- [What to produce]
An exact reproduction of the records is required, with all images left out.

- [Record set]
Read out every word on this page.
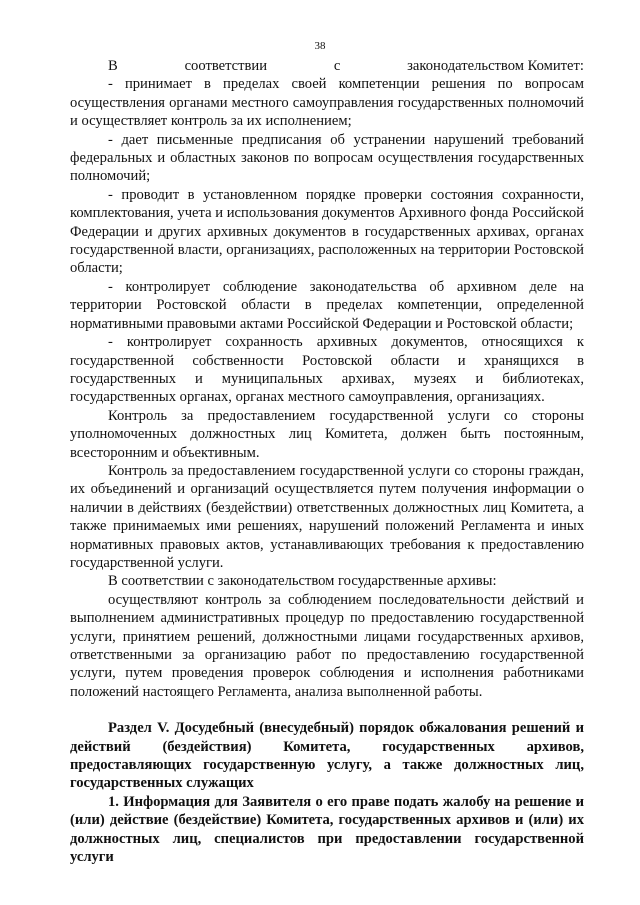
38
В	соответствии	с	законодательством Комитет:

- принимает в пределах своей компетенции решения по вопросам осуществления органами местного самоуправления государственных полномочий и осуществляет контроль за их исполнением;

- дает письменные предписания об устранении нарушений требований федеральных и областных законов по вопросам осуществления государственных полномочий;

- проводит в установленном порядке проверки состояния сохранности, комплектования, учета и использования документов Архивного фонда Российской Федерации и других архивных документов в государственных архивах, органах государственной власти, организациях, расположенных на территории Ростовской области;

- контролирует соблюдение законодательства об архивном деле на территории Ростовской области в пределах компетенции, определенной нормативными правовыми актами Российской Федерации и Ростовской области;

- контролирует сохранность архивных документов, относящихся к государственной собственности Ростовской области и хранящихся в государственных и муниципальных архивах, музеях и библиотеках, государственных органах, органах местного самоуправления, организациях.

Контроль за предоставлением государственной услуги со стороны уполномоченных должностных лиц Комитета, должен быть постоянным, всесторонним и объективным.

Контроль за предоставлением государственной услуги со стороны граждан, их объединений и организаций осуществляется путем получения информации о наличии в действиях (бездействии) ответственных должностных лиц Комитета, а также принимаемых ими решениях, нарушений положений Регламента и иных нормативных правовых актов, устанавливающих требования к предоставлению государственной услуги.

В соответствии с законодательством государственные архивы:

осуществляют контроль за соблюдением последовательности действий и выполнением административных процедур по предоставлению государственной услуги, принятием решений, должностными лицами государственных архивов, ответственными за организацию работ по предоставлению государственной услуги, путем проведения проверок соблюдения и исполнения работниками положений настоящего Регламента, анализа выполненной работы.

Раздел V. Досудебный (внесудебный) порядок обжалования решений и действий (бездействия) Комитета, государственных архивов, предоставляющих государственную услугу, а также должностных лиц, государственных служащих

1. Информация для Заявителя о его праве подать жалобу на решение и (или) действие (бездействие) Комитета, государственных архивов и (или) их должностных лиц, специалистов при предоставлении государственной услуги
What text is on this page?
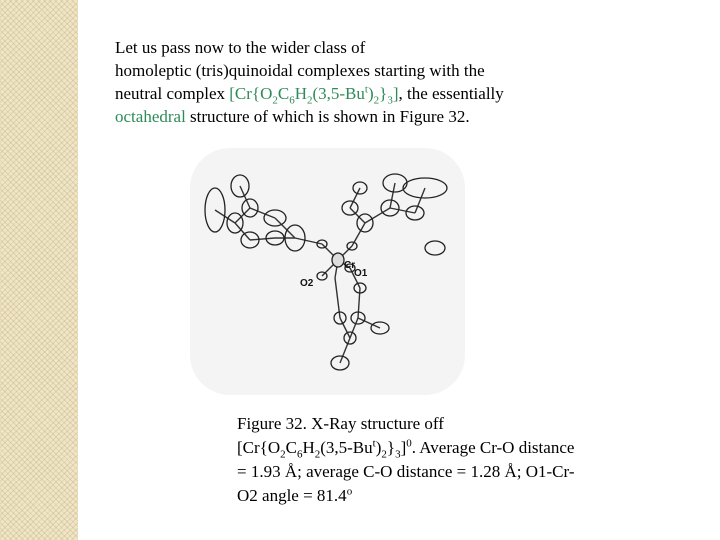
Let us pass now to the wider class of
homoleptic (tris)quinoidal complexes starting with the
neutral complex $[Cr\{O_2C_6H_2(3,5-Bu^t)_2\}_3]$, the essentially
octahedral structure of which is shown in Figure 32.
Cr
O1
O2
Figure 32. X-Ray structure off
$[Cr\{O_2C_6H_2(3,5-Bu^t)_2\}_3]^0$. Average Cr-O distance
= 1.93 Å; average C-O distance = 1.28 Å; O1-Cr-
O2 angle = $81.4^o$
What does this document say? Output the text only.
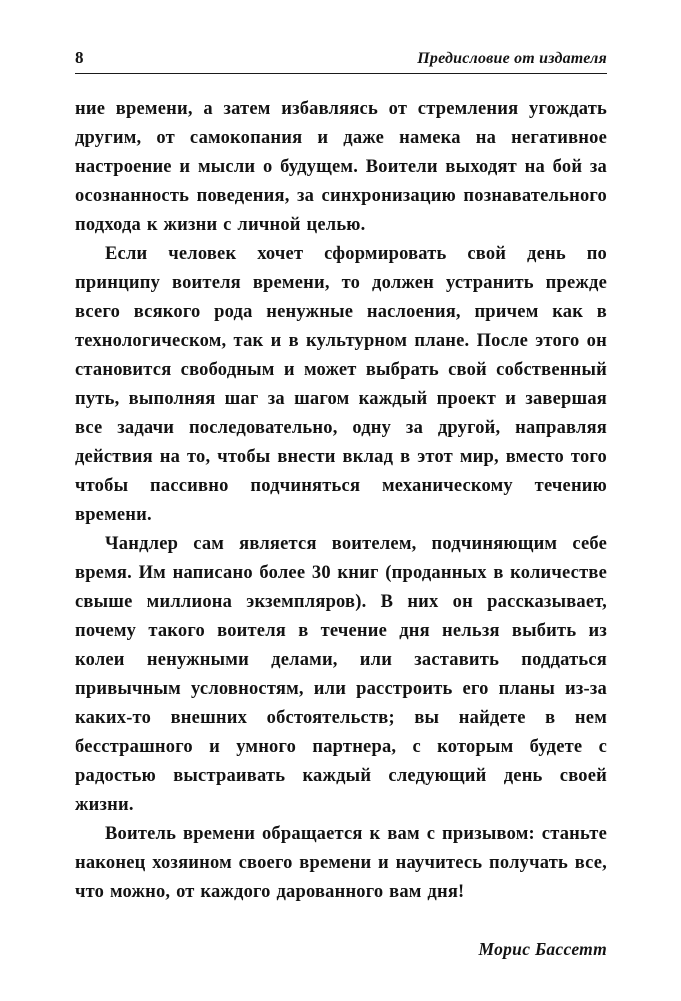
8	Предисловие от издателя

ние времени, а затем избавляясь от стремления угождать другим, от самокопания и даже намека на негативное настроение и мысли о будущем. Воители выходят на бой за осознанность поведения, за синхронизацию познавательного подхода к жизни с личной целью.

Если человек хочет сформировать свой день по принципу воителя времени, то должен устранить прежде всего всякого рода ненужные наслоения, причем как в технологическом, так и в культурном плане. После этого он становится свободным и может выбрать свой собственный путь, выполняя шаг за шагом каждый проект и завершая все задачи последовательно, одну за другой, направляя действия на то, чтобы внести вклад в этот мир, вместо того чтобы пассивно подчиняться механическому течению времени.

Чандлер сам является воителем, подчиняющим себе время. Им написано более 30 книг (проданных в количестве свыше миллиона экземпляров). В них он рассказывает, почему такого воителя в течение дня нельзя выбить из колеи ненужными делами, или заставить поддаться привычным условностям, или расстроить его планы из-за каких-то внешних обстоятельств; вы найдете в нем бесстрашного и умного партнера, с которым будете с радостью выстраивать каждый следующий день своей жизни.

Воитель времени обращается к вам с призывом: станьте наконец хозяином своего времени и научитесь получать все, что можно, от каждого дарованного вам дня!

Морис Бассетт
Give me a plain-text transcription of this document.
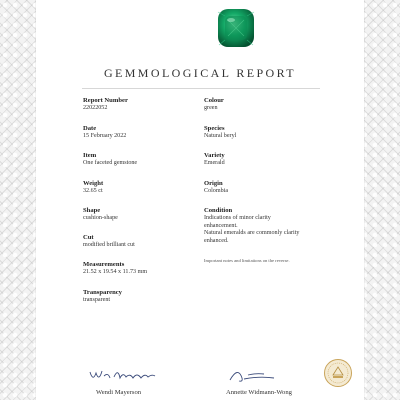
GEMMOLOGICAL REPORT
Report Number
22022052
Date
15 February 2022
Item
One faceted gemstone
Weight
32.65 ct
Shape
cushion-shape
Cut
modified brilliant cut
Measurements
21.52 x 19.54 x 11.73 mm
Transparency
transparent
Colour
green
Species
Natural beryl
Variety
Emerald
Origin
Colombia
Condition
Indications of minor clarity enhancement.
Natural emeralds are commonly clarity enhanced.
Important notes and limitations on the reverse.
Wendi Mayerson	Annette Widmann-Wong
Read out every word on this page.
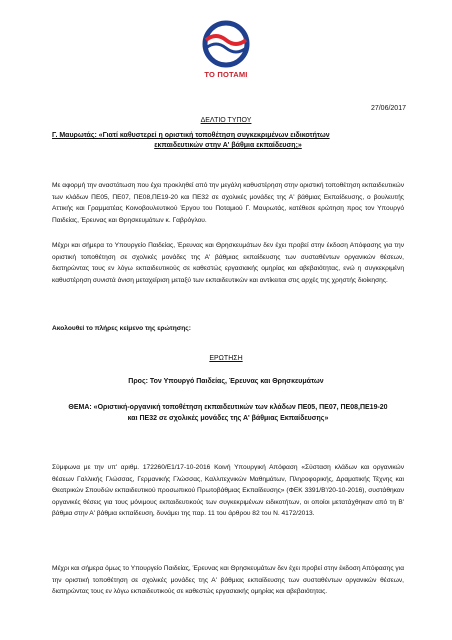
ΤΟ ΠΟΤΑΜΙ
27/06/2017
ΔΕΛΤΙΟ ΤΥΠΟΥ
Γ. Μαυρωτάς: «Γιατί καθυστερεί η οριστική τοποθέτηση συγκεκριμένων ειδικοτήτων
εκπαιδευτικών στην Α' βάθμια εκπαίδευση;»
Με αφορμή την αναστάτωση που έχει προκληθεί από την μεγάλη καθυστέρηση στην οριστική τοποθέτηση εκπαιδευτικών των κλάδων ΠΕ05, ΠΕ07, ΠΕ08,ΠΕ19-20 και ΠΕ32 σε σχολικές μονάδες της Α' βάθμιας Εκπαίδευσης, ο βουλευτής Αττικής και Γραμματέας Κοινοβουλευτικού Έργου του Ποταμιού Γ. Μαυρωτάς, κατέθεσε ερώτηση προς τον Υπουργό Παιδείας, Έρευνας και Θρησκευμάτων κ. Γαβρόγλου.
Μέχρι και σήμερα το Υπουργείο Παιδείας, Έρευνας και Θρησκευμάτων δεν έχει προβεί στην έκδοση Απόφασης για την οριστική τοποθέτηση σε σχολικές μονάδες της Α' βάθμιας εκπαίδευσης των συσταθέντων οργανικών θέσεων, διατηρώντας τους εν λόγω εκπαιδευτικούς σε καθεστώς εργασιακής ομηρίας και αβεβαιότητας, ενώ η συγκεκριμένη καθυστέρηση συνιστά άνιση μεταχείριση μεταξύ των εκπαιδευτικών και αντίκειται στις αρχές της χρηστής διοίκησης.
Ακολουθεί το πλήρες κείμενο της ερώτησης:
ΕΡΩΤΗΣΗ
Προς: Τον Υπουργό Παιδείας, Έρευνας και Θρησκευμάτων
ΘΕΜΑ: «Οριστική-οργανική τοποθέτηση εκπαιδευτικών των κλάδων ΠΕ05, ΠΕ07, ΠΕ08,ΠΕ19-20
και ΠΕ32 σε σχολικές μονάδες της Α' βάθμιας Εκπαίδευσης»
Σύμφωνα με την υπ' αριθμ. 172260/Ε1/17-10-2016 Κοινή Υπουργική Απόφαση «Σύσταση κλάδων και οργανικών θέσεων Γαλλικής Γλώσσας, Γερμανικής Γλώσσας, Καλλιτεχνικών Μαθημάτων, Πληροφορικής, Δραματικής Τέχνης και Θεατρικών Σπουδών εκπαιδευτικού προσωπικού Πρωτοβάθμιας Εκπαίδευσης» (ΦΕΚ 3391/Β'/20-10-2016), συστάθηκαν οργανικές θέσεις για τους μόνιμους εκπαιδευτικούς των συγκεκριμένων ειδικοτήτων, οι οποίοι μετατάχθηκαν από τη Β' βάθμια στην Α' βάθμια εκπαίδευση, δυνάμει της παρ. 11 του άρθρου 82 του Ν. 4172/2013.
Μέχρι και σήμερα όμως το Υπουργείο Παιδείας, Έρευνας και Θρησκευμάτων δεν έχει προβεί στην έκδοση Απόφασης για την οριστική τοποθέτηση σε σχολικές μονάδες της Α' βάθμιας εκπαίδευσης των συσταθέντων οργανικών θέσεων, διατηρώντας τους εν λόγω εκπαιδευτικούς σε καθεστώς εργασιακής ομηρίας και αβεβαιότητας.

- [Complete answer]
Read out every word on this page.
38
В	соответствии	с	законодательством Комитет:

- принимает в пределах своей компетенции решения по вопросам осуществления органами местного самоуправления государственных полномочий и осуществляет контроль за их исполнением;

- дает письменные предписания об устранении нарушений требований федеральных и областных законов по вопросам осуществления государственных полномочий;

- проводит в установленном порядке проверки состояния сохранности, комплектования, учета и использования документов Архивного фонда Российской Федерации и других архивных документов в государственных архивах, органах государственной власти, организациях, расположенных на территории Ростовской области;

- контролирует соблюдение законодательства об архивном деле на территории Ростовской области в пределах компетенции, определенной нормативными правовыми актами Российской Федерации и Ростовской области;

- контролирует сохранность архивных документов, относящихся к государственной собственности Ростовской области и хранящихся в государственных и муниципальных архивах, музеях и библиотеках, государственных органах, органах местного самоуправления, организациях.

Контроль за предоставлением государственной услуги со стороны уполномоченных должностных лиц Комитета, должен быть постоянным, всесторонним и объективным.

Контроль за предоставлением государственной услуги со стороны граждан, их объединений и организаций осуществляется путем получения информации о наличии в действиях (бездействии) ответственных должностных лиц Комитета, а также принимаемых ими решениях, нарушений положений Регламента и иных нормативных правовых актов, устанавливающих требования к предоставлению государственной услуги.

В соответствии с законодательством государственные архивы:

осуществляют контроль за соблюдением последовательности действий и выполнением административных процедур по предоставлению государственной услуги, принятием решений, должностными лицами государственных архивов, ответственными за организацию работ по предоставлению государственной услуги, путем проведения проверок соблюдения и исполнения работниками положений настоящего Регламента, анализа выполненной работы.

Раздел V. Досудебный (внесудебный) порядок обжалования решений и действий (бездействия) Комитета, государственных архивов, предоставляющих государственную услугу, а также должностных лиц, государственных служащих

1. Информация для Заявителя о его праве подать жалобу на решение и (или) действие (бездействие) Комитета, государственных архивов и (или) их должностных лиц, специалистов при предоставлении государственной услуги
What text is on this page?
Let us pass now to the wider class of
homoleptic (tris)quinoidal complexes starting with the
neutral complex $[Cr\{O_2C_6H_2(3,5-Bu^t)_2\}_3]$, the essentially
octahedral structure of which is shown in Figure 32.
Cr
O1
O2
Figure 32. X-Ray structure off
$[Cr\{O_2C_6H_2(3,5-Bu^t)_2\}_3]^0$. Average Cr-O distance
= 1.93 Å; average C-O distance = 1.28 Å; O1-Cr-
O2 angle = $81.4^o$
What does this document say? Output the text only.
8	Предисловие от издателя

ние времени, а затем избавляясь от стремления угождать другим, от самокопания и даже намека на негативное настроение и мысли о будущем. Воители выходят на бой за осознанность поведения, за синхронизацию познавательного подхода к жизни с личной целью.

Если человек хочет сформировать свой день по принципу воителя времени, то должен устранить прежде всего всякого рода ненужные наслоения, причем как в технологическом, так и в культурном плане. После этого он становится свободным и может выбрать свой собственный путь, выполняя шаг за шагом каждый проект и завершая все задачи последовательно, одну за другой, направляя действия на то, чтобы внести вклад в этот мир, вместо того чтобы пассивно подчиняться механическому течению времени.

Чандлер сам является воителем, подчиняющим себе время. Им написано более 30 книг (проданных в количестве свыше миллиона экземпляров). В них он рассказывает, почему такого воителя в течение дня нельзя выбить из колеи ненужными делами, или заставить поддаться привычным условностям, или расстроить его планы из-за каких-то внешних обстоятельств; вы найдете в нем бесстрашного и умного партнера, с которым будете с радостью выстраивать каждый следующий день своей жизни.

Воитель времени обращается к вам с призывом: станьте наконец хозяином своего времени и научитесь получать все, что можно, от каждого дарованного вам дня!

Морис Бассетт
Give me a plain-text transcription of this document.
GEMMOLOGICAL REPORT
Report Number
22022052
Date
15 February 2022
Item
One faceted gemstone
Weight
32.65 ct
Shape
cushion-shape
Cut
modified brilliant cut
Measurements
21.52 x 19.54 x 11.73 mm
Transparency
transparent
Colour
green
Species
Natural beryl
Variety
Emerald
Origin
Colombia
Condition
Indications of minor clarity enhancement.
Natural emeralds are commonly clarity enhanced.
Important notes and limitations on the reverse.
Wendi Mayerson	Annette Widmann-Wong
Read out every word on this page.
ΤΟ ΠΟΤΑΜΙ
27/06/2017
ΔΕΛΤΙΟ ΤΥΠΟΥ
Γ. Μαυρωτάς: «Γιατί καθυστερεί η οριστική τοποθέτηση συγκεκριμένων ειδικοτήτων
εκπαιδευτικών στην Α' βάθμια εκπαίδευση;»
Με αφορμή την αναστάτωση που έχει προκληθεί από την μεγάλη καθυστέρηση στην οριστική τοποθέτηση εκπαιδευτικών των κλάδων ΠΕ05, ΠΕ07, ΠΕ08,ΠΕ19-20 και ΠΕ32 σε σχολικές μονάδες της Α' βάθμιας Εκπαίδευσης, ο βουλευτής Αττικής και Γραμματέας Κοινοβουλευτικού Έργου του Ποταμιού Γ. Μαυρωτάς, κατέθεσε ερώτηση προς τον Υπουργό Παιδείας, Έρευνας και Θρησκευμάτων κ. Γαβρόγλου.
Μέχρι και σήμερα το Υπουργείο Παιδείας, Έρευνας και Θρησκευμάτων δεν έχει προβεί στην έκδοση Απόφασης για την οριστική τοποθέτηση σε σχολικές μονάδες της Α' βάθμιας εκπαίδευσης των συσταθέντων οργανικών θέσεων, διατηρώντας τους εν λόγω εκπαιδευτικούς σε καθεστώς εργασιακής ομηρίας και αβεβαιότητας, ενώ η συγκεκριμένη καθυστέρηση συνιστά άνιση μεταχείριση μεταξύ των εκπαιδευτικών και αντίκειται στις αρχές της χρηστής διοίκησης.
Ακολουθεί το πλήρες κείμενο της ερώτησης:
ΕΡΩΤΗΣΗ
Προς: Τον Υπουργό Παιδείας, Έρευνας και Θρησκευμάτων
ΘΕΜΑ: «Οριστική-οργανική τοποθέτηση εκπαιδευτικών των κλάδων ΠΕ05, ΠΕ07, ΠΕ08,ΠΕ19-20
και ΠΕ32 σε σχολικές μονάδες της Α' βάθμιας Εκπαίδευσης»
Σύμφωνα με την υπ' αριθμ. 172260/Ε1/17-10-2016 Κοινή Υπουργική Απόφαση «Σύσταση κλάδων και οργανικών θέσεων Γαλλικής Γλώσσας, Γερμανικής Γλώσσας, Καλλιτεχνικών Μαθημάτων, Πληροφορικής, Δραματικής Τέχνης και Θεατρικών Σπουδών εκπαιδευτικού προσωπικού Πρωτοβάθμιας Εκπαίδευσης» (ΦΕΚ 3391/Β'/20-10-2016), συστάθηκαν οργανικές θέσεις για τους μόνιμους εκπαιδευτικούς των συγκεκριμένων ειδικοτήτων, οι οποίοι μετατάχθηκαν από τη Β' βάθμια στην Α' βάθμια εκπαίδευση, δυνάμει της παρ. 11 του άρθρου 82 του Ν. 4172/2013.
Μέχρι και σήμερα όμως το Υπουργείο Παιδείας, Έρευνας και Θρησκευμάτων δεν έχει προβεί στην έκδοση Απόφασης για την οριστική τοποθέτηση σε σχολικές μονάδες της Α' βάθμιας εκπαίδευσης των συσταθέντων οργανικών θέσεων, διατηρώντας τους εν λόγω εκπαιδευτικούς σε καθεστώς εργασιακής ομηρίας και αβεβαιότητας.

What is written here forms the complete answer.